EXERCISE DETAILS -
State how many lines contain "title", and write nothing except that count.

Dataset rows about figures
***
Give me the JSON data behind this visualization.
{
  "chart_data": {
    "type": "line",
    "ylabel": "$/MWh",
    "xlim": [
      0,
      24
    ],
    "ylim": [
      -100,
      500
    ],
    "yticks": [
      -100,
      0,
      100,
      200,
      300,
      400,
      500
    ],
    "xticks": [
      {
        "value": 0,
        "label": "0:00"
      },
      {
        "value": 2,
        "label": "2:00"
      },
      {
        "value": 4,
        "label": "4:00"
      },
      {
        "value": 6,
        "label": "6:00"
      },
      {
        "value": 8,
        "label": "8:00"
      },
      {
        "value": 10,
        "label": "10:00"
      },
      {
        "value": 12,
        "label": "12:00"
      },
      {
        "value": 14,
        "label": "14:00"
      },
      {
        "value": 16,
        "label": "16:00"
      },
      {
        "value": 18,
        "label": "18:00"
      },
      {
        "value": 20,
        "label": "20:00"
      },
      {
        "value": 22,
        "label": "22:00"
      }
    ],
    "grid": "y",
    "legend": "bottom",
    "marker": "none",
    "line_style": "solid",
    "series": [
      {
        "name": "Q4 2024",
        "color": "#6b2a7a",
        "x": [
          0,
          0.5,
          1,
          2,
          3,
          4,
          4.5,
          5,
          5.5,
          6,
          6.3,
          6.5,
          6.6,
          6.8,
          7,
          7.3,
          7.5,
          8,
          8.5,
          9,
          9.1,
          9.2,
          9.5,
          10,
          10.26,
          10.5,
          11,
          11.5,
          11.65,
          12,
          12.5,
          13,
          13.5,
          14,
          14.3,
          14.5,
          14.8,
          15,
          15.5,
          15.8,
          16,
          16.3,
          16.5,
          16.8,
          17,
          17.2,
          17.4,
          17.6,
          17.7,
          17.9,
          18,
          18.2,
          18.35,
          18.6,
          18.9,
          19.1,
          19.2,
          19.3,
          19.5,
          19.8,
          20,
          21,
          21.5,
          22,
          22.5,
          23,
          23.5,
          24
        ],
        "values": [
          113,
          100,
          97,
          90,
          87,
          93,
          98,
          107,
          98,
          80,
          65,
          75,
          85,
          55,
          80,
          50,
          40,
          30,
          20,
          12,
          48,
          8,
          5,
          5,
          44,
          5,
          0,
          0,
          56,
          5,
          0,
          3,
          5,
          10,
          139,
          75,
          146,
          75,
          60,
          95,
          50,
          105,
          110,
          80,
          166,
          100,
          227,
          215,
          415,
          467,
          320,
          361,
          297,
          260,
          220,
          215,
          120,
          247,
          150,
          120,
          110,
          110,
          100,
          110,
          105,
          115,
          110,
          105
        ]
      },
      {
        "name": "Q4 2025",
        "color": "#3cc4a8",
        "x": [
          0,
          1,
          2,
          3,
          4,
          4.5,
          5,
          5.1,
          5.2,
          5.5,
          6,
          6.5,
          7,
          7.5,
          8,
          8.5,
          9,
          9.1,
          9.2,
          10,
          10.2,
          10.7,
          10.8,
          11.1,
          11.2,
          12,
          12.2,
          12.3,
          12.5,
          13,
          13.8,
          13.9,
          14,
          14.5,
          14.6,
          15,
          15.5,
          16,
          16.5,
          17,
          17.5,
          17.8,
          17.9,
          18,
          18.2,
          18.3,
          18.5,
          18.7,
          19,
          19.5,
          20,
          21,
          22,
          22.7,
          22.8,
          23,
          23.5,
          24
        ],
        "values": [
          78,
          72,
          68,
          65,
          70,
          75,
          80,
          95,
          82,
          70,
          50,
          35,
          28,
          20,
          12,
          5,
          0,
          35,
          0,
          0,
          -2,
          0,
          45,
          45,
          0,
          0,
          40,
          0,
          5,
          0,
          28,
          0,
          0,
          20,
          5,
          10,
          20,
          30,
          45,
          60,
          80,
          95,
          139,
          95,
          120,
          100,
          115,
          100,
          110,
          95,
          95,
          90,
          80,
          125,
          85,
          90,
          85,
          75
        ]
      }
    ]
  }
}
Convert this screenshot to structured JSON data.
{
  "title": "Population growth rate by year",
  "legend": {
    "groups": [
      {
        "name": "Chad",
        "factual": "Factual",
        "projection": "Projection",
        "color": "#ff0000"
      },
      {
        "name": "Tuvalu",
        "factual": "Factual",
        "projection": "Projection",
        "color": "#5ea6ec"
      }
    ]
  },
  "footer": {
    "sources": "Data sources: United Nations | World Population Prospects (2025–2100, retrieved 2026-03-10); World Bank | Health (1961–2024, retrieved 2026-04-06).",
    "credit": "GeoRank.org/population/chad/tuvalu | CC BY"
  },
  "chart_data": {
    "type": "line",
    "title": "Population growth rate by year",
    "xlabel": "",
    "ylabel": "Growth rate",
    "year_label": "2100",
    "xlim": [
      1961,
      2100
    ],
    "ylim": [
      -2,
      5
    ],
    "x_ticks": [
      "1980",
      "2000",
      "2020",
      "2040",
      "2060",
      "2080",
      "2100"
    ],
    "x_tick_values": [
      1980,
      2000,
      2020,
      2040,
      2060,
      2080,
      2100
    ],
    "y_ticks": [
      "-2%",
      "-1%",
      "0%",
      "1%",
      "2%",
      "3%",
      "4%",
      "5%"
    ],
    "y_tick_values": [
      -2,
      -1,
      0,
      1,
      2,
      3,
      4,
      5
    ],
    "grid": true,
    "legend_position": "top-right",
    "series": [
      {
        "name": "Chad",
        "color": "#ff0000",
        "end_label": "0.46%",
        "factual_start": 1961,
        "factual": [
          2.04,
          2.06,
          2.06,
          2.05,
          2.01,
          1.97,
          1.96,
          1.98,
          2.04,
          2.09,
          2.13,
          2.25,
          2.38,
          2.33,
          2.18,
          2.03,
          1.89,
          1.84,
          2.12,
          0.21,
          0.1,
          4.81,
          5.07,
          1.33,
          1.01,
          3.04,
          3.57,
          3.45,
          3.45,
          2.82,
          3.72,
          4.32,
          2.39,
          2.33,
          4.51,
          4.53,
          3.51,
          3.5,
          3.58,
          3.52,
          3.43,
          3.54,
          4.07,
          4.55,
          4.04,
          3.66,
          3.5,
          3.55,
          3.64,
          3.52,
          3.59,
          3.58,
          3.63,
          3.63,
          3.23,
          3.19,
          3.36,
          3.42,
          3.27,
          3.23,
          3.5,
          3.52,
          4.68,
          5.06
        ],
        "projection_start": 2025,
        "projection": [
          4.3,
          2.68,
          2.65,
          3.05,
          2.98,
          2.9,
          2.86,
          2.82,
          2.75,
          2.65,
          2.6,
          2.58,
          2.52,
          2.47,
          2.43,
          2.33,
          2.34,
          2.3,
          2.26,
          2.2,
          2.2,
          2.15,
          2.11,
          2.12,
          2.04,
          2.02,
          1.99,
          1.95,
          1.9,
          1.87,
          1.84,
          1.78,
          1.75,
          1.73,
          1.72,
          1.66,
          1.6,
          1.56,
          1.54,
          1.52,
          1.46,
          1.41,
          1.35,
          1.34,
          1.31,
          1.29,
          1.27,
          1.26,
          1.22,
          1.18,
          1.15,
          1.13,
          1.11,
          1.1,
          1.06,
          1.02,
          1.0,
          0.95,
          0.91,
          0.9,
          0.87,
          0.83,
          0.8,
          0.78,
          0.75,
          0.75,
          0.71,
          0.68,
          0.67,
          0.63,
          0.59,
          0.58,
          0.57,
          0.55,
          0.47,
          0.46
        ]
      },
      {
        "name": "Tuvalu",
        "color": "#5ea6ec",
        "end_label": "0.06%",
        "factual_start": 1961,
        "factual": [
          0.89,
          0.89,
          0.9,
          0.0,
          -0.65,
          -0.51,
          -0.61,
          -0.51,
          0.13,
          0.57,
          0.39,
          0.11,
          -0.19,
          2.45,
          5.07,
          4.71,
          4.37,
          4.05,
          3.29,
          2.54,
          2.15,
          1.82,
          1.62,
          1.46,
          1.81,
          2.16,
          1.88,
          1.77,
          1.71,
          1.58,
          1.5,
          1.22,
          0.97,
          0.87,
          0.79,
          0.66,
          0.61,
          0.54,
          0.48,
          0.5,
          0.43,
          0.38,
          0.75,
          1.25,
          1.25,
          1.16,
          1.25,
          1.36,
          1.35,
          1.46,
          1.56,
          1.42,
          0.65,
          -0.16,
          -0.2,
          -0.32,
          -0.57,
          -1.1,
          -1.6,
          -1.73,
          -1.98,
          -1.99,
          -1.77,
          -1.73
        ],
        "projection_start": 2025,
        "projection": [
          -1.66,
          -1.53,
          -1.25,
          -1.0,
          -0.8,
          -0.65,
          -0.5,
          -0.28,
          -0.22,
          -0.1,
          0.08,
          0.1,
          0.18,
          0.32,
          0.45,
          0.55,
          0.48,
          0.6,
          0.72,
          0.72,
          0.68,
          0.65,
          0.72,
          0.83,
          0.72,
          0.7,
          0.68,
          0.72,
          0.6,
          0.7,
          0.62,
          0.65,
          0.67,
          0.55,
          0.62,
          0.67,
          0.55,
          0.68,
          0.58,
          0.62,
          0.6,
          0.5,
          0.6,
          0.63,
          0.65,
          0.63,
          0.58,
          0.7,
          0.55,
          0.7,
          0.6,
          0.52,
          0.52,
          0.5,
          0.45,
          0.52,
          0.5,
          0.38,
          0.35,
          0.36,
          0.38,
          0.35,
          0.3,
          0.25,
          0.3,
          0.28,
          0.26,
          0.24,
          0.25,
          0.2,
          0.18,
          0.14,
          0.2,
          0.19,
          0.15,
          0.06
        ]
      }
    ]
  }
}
***
EXPECTED OUTPUT -
2